[BEGIN DATA SHOWN]
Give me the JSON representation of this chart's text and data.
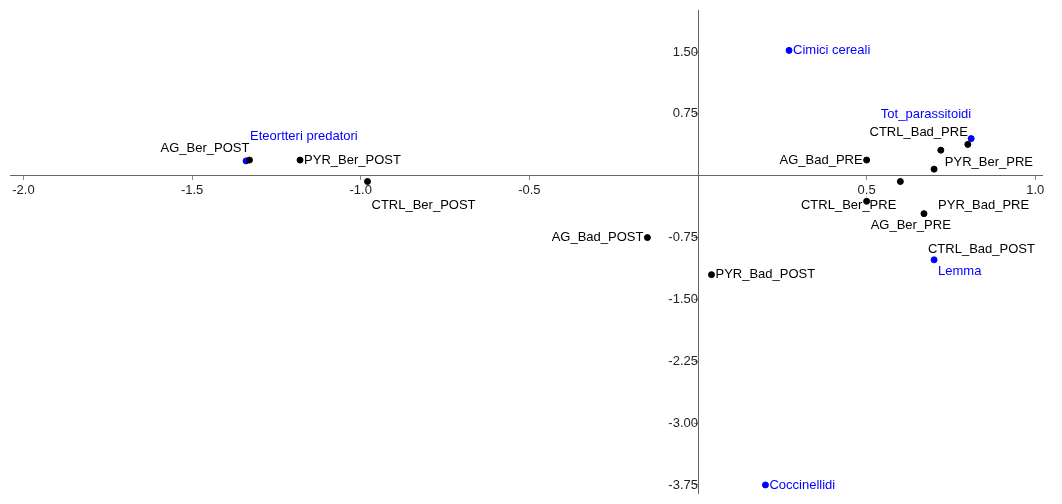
{
  "chart_data": {
    "type": "scatter",
    "marker": "circle",
    "grid": false,
    "xlim": [
      -2.04,
      1.02
    ],
    "ylim": [
      -3.85,
      2.0
    ],
    "xticks": [
      {
        "value": -2.0,
        "label": "-2.0"
      },
      -1.5,
      {
        "value": -1.0,
        "label": "-1.0"
      },
      -0.5,
      0.5,
      {
        "value": 1.0,
        "label": "1.0"
      }
    ],
    "yticks": [
      {
        "value": 1.5,
        "label": "1.50"
      },
      0.75,
      -0.75,
      {
        "value": -1.5,
        "label": "-1.50"
      },
      -2.25,
      {
        "value": -3.0,
        "label": "-3.00"
      },
      -3.75
    ],
    "series": [
      {
        "color": "#000000",
        "x": [
          0.8,
          0.72,
          0.5,
          0.7,
          0.6,
          0.5,
          0.67,
          -0.15,
          0.04,
          -1.33,
          -1.18,
          -0.98
        ],
        "values": [
          0.38,
          0.31,
          0.19,
          0.08,
          -0.07,
          -0.31,
          -0.46,
          -0.75,
          -1.2,
          0.19,
          0.19,
          -0.07
        ]
      },
      {
        "color": "#0000ff",
        "x": [
          0.27,
          0.81,
          0.7,
          0.2,
          -1.34
        ],
        "values": [
          1.52,
          0.45,
          -1.02,
          -3.75,
          0.18
        ]
      }
    ],
    "annotations": [
      {
        "text": "CTRL_Bad_PRE",
        "x": 0.8,
        "y": 0.38
      },
      {
        "text": "PYR_Ber_PRE",
        "x": 0.72,
        "y": 0.31
      },
      {
        "text": "AG_Bad_PRE",
        "x": 0.5,
        "y": 0.19
      },
      {
        "text": "PYR_Bad_PRE",
        "x": 0.7,
        "y": 0.08
      },
      {
        "text": "CTRL_Ber_PRE",
        "x": 0.6,
        "y": -0.07
      },
      {
        "text": "AG_Ber_PRE",
        "x": 0.5,
        "y": -0.31
      },
      {
        "text": "CTRL_Bad_POST",
        "x": 0.67,
        "y": -0.46
      },
      {
        "text": "AG_Bad_POST",
        "x": -0.15,
        "y": -0.75
      },
      {
        "text": "PYR_Bad_POST",
        "x": 0.04,
        "y": -1.2
      },
      {
        "text": "AG_Ber_POST",
        "x": -1.33,
        "y": 0.19
      },
      {
        "text": "PYR_Ber_POST",
        "x": -1.18,
        "y": 0.19
      },
      {
        "text": "CTRL_Ber_POST",
        "x": -0.98,
        "y": -0.07
      },
      {
        "text": "Cimici cereali",
        "x": 0.27,
        "y": 1.52
      },
      {
        "text": "Tot_parassitoidi",
        "x": 0.81,
        "y": 0.45
      },
      {
        "text": "Lemma",
        "x": 0.7,
        "y": -1.02
      },
      {
        "text": "Coccinellidi",
        "x": 0.2,
        "y": -3.75
      },
      {
        "text": "Eteortteri predatori",
        "x": -1.34,
        "y": 0.18
      }
    ]
  }
}
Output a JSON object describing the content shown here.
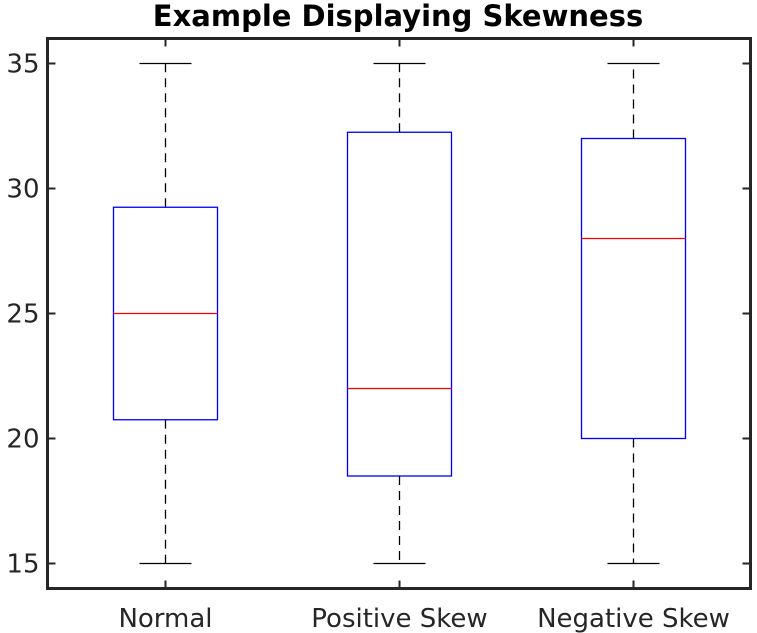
{
  "chart_data": {
    "type": "boxplot",
    "title": "Example Displaying Skewness",
    "xlabel": "",
    "ylabel": "",
    "ylim": [
      14,
      36
    ],
    "yticks": [
      15,
      20,
      25,
      30,
      35
    ],
    "categories": [
      "Normal",
      "Positive Skew",
      "Negative Skew"
    ],
    "boxes": [
      {
        "category": "Normal",
        "whisker_low": 15,
        "q1": 20.75,
        "median": 25,
        "q3": 29.25,
        "whisker_high": 35
      },
      {
        "category": "Positive Skew",
        "whisker_low": 15,
        "q1": 18.5,
        "median": 22,
        "q3": 32.25,
        "whisker_high": 35
      },
      {
        "category": "Negative Skew",
        "whisker_low": 15,
        "q1": 20,
        "median": 28,
        "q3": 32,
        "whisker_high": 35
      }
    ],
    "grid": false,
    "colors": {
      "box": "#0000ff",
      "median": "#ff0000",
      "whisker": "#000000",
      "axes": "#262626",
      "text": "#262626"
    }
  }
}
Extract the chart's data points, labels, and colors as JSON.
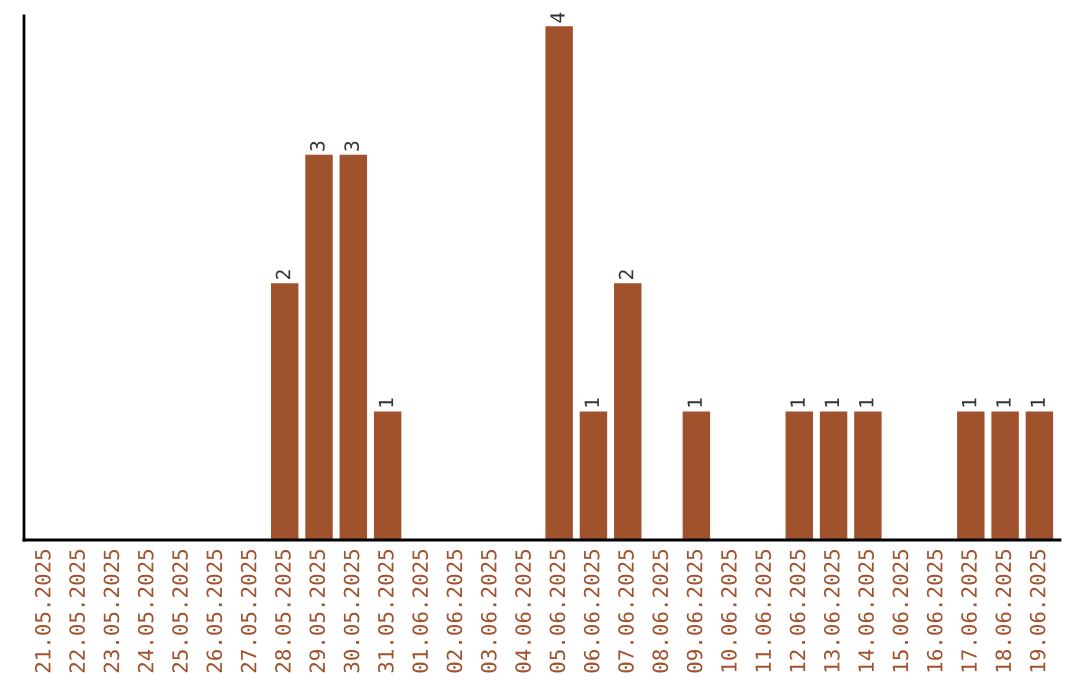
{
  "chart_data": {
    "type": "bar",
    "categories": [
      "21.05.2025",
      "22.05.2025",
      "23.05.2025",
      "24.05.2025",
      "25.05.2025",
      "26.05.2025",
      "27.05.2025",
      "28.05.2025",
      "29.05.2025",
      "30.05.2025",
      "31.05.2025",
      "01.06.2025",
      "02.06.2025",
      "03.06.2025",
      "04.06.2025",
      "05.06.2025",
      "06.06.2025",
      "07.06.2025",
      "08.06.2025",
      "09.06.2025",
      "10.06.2025",
      "11.06.2025",
      "12.06.2025",
      "13.06.2025",
      "14.06.2025",
      "15.06.2025",
      "16.06.2025",
      "17.06.2025",
      "18.06.2025",
      "19.06.2025"
    ],
    "values": [
      0,
      0,
      0,
      0,
      0,
      0,
      0,
      2,
      3,
      3,
      1,
      0,
      0,
      0,
      0,
      4,
      1,
      2,
      0,
      1,
      0,
      0,
      1,
      1,
      1,
      0,
      0,
      1,
      1,
      1
    ],
    "value_labels": [
      null,
      null,
      null,
      null,
      null,
      null,
      null,
      "2",
      "3",
      "3",
      "1",
      null,
      null,
      null,
      null,
      "4",
      "1",
      "2",
      null,
      "1",
      null,
      null,
      "1",
      "1",
      "1",
      null,
      null,
      "1",
      "1",
      "1"
    ],
    "color": "#a0522d",
    "tick_labels": "x",
    "grid": false,
    "legend": false
  }
}
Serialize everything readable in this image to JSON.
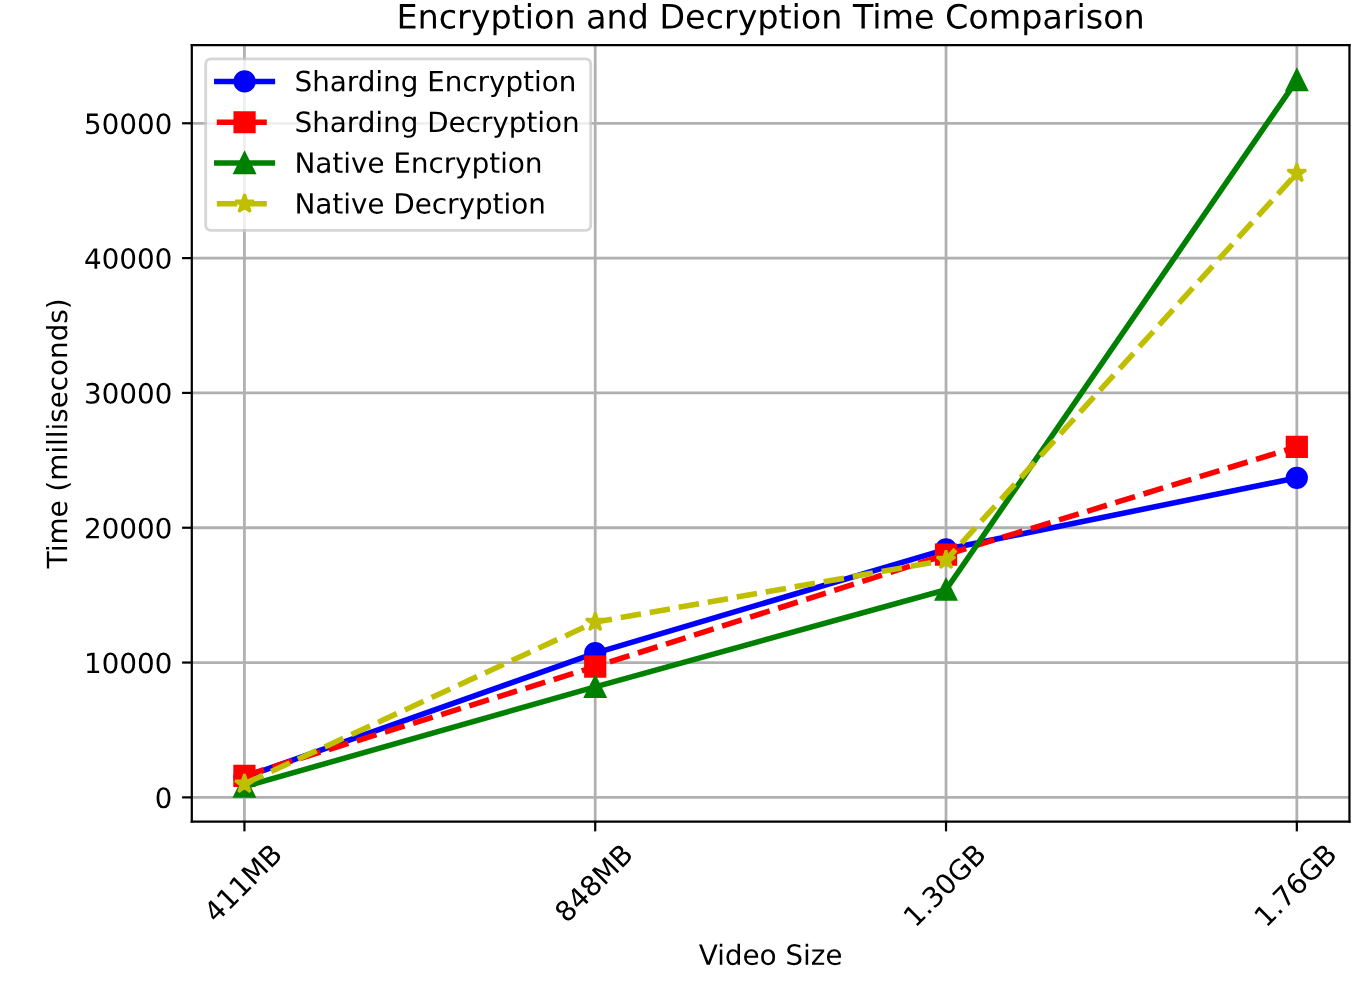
{
  "chart_data": {
    "type": "line",
    "title": "Encryption and Decryption Time Comparison",
    "xlabel": "Video Size",
    "ylabel": "Time (milliseconds)",
    "categories": [
      "411MB",
      "848MB",
      "1.30GB",
      "1.76GB"
    ],
    "series": [
      {
        "name": "Sharding Encryption",
        "color": "#0000ff",
        "values": [
          1500,
          10700,
          18400,
          23700
        ],
        "marker": "circle",
        "line_style": "solid"
      },
      {
        "name": "Sharding Decryption",
        "color": "#ff0000",
        "values": [
          1600,
          9700,
          18000,
          26000
        ],
        "marker": "square",
        "line_style": "dashed"
      },
      {
        "name": "Native Encryption",
        "color": "#008000",
        "values": [
          800,
          8200,
          15400,
          53200
        ],
        "marker": "triangle",
        "line_style": "solid"
      },
      {
        "name": "Native Decryption",
        "color": "#bfbf00",
        "values": [
          1000,
          13000,
          17600,
          46300
        ],
        "marker": "star",
        "line_style": "dashed"
      }
    ],
    "ylim": [
      -1800,
      55800
    ],
    "yticks": [
      0,
      10000,
      20000,
      30000,
      40000,
      50000
    ],
    "grid": true,
    "legend": "top left"
  }
}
[END DATA SHOWN]
REQUEST: Of the lines in the data, how many contain the word "this"? Provide the number and nothing further.

COMPLETE OUTPUT: 2